Task directions: Find the lines below holding the word "panel" and copy each of them.
• • •
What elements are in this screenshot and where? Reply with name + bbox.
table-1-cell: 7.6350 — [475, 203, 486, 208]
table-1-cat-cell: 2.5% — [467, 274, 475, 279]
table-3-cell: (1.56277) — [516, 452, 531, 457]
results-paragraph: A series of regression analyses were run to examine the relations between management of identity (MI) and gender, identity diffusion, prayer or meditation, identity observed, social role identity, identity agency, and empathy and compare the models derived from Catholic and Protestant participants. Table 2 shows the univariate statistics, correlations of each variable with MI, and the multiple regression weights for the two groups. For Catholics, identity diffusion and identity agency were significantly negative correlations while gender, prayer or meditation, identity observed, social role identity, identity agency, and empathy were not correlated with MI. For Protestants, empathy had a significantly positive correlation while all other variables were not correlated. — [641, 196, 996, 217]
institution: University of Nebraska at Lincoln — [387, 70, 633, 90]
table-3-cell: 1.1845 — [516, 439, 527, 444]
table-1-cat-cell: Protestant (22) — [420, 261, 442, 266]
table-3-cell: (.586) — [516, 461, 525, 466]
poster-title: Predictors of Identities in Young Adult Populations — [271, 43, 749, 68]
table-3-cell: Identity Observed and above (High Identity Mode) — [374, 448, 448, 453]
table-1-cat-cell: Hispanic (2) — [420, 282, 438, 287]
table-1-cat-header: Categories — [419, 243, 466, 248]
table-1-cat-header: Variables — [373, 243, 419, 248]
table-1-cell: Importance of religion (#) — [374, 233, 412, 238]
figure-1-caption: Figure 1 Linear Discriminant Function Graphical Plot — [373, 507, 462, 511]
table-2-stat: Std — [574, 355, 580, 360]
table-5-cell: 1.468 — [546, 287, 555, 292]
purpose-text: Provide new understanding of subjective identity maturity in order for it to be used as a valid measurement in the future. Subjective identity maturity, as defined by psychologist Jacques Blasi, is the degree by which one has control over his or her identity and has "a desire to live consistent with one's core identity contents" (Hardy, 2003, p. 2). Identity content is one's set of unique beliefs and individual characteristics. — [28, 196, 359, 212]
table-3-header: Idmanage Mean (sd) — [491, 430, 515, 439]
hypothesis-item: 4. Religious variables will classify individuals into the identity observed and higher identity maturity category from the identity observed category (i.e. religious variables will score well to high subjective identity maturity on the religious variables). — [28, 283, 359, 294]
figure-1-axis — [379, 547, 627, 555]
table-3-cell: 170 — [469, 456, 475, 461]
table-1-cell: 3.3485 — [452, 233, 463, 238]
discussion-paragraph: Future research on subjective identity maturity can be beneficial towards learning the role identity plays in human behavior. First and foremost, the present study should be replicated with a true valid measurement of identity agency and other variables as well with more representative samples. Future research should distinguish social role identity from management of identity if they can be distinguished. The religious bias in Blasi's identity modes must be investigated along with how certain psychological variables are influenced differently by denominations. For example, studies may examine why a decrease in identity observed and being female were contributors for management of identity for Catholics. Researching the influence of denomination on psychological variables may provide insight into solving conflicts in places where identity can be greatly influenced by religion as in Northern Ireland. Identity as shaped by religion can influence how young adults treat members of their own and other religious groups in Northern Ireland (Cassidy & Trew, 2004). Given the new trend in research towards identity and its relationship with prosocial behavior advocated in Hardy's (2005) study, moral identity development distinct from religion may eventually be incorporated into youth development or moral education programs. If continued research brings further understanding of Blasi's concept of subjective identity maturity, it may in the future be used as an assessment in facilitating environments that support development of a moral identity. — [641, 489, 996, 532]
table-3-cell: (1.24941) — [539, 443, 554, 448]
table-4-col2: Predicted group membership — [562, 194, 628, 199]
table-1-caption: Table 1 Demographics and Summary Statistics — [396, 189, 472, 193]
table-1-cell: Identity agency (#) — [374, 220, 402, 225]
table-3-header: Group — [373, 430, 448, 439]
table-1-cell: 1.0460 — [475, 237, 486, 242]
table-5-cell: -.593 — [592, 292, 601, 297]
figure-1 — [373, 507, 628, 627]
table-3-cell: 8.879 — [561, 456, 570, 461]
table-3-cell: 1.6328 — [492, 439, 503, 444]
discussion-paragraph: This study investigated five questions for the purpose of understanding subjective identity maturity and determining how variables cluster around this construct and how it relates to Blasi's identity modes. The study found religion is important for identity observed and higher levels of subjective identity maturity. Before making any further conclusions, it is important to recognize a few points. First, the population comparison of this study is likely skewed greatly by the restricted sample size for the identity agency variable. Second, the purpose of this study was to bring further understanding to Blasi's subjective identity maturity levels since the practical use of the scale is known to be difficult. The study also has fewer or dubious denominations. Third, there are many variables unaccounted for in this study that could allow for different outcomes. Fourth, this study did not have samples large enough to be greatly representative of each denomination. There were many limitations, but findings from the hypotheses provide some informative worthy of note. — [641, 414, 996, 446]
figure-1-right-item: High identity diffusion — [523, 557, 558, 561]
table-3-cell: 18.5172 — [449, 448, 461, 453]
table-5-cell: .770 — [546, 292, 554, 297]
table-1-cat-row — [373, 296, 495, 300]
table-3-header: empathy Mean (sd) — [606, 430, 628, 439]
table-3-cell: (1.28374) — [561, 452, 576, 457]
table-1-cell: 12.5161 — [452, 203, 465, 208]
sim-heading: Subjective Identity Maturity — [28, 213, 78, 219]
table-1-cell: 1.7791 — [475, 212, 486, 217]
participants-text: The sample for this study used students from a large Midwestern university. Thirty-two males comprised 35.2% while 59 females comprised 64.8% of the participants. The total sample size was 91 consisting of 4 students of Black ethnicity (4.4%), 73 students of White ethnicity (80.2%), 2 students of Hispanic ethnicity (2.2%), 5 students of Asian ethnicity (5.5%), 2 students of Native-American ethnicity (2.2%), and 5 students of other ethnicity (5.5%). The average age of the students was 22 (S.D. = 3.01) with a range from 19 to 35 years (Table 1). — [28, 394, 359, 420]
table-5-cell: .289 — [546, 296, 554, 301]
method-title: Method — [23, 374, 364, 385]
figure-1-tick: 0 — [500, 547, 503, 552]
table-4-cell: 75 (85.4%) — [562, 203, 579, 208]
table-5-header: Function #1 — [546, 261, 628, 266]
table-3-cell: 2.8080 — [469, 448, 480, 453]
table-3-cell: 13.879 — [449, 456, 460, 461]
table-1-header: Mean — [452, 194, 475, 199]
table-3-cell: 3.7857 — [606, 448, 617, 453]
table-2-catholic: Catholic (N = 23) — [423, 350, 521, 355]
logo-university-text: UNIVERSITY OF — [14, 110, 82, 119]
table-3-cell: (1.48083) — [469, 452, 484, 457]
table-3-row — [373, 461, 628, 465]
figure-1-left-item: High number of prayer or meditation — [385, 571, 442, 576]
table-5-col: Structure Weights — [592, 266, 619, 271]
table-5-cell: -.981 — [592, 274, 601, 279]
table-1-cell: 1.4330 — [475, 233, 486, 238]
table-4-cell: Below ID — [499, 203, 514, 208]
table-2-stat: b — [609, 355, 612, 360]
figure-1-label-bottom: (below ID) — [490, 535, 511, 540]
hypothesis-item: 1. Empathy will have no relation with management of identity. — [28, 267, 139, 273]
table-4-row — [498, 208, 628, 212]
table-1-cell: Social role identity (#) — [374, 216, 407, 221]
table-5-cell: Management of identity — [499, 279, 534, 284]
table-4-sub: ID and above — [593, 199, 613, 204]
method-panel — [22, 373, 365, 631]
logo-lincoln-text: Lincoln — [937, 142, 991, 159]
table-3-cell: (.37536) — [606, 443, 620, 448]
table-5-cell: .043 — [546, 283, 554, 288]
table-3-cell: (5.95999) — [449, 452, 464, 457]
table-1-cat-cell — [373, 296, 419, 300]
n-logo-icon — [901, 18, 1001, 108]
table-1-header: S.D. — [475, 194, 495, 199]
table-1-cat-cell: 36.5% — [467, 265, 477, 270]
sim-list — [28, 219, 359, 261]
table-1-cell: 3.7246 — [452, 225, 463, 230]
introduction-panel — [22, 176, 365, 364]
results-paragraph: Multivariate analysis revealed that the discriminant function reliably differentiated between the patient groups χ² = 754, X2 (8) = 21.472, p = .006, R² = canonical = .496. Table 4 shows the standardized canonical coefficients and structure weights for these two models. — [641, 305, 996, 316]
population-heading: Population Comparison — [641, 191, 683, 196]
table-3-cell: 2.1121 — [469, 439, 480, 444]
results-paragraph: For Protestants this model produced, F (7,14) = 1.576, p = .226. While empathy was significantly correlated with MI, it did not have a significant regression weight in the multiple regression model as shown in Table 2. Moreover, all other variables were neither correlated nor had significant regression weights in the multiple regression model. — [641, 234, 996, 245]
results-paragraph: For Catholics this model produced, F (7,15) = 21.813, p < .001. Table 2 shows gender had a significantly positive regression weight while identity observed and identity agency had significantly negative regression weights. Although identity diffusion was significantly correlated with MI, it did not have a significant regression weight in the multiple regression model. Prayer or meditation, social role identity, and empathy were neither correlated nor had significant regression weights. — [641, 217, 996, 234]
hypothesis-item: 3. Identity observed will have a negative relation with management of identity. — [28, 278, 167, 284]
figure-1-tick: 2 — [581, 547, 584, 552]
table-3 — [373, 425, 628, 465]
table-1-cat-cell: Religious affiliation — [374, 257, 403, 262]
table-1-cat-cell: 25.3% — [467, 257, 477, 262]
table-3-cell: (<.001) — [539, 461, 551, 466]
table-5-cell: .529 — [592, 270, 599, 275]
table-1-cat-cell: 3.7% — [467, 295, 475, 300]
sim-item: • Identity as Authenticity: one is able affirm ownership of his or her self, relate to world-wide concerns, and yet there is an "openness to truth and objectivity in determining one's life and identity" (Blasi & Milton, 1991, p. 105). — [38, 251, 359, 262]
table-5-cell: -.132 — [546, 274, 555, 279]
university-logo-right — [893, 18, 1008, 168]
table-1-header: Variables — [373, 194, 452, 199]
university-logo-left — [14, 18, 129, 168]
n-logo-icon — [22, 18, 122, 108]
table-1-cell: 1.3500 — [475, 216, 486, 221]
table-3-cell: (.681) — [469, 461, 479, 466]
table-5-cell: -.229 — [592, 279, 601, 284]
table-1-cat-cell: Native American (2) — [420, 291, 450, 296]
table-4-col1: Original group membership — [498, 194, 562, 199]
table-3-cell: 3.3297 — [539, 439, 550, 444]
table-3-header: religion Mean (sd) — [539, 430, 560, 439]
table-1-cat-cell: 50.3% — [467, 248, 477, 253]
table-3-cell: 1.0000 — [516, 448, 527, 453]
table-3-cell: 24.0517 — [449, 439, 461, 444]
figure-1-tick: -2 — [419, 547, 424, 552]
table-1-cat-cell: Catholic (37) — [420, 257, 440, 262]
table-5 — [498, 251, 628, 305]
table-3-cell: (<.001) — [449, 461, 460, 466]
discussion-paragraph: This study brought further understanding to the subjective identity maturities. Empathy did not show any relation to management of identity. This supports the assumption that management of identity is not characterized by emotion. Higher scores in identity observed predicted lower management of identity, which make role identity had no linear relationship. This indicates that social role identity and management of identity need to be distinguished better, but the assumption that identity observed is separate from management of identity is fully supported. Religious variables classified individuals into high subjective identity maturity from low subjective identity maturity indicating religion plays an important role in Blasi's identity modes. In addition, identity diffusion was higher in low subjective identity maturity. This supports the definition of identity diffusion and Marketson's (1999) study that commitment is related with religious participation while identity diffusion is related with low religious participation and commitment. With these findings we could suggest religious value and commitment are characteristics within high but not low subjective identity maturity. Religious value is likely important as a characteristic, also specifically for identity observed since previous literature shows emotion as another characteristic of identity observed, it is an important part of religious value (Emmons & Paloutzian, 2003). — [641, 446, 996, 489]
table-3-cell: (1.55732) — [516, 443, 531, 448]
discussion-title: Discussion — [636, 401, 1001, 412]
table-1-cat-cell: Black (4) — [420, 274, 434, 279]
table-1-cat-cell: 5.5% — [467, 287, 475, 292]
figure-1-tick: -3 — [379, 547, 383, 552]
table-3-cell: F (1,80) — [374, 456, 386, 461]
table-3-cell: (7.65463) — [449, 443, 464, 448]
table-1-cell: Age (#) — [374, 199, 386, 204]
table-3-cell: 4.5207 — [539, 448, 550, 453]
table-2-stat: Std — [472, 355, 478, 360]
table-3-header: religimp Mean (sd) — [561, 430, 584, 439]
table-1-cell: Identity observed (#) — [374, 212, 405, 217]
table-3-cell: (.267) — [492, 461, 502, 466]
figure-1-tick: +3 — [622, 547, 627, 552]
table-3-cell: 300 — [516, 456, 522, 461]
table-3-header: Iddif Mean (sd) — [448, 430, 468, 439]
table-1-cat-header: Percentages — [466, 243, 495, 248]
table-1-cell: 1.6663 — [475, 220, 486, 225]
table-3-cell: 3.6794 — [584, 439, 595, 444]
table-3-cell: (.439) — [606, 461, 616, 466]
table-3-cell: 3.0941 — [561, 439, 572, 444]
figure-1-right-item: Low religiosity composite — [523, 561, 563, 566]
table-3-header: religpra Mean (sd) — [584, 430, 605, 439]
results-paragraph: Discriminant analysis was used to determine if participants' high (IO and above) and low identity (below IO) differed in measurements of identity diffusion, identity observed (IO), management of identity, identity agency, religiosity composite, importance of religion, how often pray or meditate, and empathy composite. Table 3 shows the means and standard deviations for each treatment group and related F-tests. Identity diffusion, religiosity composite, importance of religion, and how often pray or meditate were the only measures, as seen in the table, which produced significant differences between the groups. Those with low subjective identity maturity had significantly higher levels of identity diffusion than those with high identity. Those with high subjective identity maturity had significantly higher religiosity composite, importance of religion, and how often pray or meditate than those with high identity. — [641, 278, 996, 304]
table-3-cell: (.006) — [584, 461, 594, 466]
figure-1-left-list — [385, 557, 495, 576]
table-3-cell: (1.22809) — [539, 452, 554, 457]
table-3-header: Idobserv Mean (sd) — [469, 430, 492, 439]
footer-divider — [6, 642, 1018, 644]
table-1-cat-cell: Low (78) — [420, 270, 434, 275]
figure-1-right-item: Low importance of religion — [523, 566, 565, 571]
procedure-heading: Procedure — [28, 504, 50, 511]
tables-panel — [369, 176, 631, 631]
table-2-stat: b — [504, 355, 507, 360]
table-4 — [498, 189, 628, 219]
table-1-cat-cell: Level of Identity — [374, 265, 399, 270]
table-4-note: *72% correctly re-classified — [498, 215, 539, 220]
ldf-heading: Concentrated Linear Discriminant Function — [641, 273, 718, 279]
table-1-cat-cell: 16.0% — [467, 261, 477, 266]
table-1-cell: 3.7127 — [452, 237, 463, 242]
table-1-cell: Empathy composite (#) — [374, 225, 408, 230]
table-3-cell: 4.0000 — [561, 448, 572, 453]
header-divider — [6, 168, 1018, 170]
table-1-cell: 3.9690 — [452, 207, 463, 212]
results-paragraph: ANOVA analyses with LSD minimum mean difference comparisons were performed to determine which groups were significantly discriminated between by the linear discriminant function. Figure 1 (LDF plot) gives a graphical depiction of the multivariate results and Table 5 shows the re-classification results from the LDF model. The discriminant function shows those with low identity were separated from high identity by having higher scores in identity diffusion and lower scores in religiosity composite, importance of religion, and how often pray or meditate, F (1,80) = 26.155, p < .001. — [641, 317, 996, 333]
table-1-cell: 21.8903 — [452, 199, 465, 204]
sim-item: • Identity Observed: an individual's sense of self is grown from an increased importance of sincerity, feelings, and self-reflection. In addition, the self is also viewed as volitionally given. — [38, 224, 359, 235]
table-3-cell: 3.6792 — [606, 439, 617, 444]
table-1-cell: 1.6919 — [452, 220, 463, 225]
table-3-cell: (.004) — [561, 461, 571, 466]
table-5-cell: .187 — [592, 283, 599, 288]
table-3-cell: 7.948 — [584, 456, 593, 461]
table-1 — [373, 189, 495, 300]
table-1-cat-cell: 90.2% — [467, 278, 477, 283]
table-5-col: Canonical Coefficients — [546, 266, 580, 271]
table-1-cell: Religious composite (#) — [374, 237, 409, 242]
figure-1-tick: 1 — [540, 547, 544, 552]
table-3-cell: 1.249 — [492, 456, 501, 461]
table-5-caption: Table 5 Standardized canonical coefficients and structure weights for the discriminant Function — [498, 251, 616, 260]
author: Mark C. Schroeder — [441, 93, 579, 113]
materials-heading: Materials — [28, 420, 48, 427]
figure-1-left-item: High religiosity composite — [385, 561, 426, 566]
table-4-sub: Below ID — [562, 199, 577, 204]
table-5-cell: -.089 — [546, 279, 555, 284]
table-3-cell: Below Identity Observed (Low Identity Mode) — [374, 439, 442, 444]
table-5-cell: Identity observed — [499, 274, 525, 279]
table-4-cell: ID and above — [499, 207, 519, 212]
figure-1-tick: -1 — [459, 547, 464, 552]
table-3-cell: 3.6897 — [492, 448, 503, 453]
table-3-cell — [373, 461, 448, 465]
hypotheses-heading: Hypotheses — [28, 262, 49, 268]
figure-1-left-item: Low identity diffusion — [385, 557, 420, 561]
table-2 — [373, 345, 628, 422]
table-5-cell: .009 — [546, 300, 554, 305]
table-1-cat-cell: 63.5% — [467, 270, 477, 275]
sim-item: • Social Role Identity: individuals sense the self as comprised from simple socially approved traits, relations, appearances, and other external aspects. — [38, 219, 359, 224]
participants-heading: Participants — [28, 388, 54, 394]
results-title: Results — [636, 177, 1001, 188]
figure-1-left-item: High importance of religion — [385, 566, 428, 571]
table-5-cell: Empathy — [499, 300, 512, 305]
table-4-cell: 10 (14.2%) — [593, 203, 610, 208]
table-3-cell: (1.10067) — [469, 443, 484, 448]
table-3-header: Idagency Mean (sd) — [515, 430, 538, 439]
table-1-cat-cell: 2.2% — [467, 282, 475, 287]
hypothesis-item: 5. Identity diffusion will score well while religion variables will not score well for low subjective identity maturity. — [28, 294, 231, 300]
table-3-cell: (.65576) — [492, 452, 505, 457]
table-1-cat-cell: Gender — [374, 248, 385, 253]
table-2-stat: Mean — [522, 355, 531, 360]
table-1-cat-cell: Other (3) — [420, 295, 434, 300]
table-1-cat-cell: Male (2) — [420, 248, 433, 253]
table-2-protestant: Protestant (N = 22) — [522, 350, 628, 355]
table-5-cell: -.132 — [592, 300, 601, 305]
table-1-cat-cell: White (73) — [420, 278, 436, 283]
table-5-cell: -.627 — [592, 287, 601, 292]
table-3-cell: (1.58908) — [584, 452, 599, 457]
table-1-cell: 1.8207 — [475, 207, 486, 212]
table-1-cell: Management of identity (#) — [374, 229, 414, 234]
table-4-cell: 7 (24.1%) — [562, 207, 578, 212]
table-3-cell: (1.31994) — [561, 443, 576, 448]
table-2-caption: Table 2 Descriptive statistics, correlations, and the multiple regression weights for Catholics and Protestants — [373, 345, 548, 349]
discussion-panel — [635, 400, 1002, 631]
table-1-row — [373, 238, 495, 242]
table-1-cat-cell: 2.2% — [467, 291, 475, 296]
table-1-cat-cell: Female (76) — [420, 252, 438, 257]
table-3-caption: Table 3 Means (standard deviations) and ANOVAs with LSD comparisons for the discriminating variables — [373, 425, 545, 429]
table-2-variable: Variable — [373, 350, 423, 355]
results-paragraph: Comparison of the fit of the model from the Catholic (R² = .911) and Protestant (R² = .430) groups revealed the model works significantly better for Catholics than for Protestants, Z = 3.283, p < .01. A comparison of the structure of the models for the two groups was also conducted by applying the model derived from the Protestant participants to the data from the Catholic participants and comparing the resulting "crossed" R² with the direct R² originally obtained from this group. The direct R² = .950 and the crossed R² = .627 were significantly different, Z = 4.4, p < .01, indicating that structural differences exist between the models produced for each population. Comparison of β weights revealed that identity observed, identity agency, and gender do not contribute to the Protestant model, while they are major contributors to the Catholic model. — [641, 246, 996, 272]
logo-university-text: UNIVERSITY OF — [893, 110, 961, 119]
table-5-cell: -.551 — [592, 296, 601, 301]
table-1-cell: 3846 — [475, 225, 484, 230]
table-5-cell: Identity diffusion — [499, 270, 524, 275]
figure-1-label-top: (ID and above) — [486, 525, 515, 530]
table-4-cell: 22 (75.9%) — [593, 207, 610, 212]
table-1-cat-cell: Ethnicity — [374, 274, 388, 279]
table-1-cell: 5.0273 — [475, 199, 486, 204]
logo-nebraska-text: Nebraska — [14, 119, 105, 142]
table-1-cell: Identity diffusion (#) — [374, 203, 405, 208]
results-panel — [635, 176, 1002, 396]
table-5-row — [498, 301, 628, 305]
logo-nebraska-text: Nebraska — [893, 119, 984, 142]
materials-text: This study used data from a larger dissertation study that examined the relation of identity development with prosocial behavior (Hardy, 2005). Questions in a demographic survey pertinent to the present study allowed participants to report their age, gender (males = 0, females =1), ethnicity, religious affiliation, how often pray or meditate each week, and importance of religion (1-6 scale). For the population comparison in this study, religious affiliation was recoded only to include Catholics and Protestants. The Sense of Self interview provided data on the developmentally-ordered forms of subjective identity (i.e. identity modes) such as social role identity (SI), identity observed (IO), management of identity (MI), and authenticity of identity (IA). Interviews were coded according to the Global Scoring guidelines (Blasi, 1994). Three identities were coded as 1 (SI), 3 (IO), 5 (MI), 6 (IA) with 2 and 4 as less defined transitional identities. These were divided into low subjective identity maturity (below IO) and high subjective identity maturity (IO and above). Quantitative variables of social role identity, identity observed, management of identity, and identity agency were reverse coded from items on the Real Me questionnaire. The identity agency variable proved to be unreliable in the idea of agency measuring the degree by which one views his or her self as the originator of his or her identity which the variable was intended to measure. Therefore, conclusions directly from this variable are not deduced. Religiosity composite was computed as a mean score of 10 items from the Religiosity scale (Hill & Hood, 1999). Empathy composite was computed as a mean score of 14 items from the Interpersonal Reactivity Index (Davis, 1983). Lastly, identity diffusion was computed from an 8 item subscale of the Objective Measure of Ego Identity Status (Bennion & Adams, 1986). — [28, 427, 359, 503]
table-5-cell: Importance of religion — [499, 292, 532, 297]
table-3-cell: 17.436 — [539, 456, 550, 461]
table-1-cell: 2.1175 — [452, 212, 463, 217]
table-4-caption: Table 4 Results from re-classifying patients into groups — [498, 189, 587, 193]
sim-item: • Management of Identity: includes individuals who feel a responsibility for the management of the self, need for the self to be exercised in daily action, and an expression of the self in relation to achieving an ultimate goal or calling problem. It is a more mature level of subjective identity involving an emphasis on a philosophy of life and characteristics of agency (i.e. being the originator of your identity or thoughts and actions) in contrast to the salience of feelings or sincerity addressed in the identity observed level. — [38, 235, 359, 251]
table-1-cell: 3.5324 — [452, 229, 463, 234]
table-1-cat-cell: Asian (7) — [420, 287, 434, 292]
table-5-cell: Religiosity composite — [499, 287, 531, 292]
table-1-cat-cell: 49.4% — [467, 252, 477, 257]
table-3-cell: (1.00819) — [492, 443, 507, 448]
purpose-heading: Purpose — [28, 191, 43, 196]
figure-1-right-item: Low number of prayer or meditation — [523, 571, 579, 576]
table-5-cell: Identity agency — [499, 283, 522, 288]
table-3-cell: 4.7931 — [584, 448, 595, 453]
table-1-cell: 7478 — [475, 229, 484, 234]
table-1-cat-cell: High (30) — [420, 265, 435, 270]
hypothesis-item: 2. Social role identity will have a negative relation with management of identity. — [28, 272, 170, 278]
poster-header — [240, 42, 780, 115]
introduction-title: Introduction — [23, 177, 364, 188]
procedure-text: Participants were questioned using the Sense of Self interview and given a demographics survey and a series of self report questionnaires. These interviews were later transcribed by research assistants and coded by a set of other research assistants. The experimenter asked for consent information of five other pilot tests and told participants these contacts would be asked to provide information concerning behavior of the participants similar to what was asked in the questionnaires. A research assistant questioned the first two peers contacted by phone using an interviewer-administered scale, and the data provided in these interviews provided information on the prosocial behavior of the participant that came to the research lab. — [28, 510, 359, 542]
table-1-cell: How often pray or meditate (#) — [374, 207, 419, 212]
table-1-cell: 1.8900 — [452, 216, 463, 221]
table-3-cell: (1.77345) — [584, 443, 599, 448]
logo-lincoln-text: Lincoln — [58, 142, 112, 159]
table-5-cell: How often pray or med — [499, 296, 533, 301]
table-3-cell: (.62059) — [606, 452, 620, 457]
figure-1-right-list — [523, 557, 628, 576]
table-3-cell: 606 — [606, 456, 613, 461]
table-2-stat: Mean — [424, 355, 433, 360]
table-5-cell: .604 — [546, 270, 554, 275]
• • •
Written solution:
method-panel — [22, 373, 365, 631]
introduction-panel — [22, 176, 365, 364]
tables-panel — [369, 176, 631, 631]
discussion-panel — [635, 400, 1002, 631]
results-panel — [635, 176, 1002, 396]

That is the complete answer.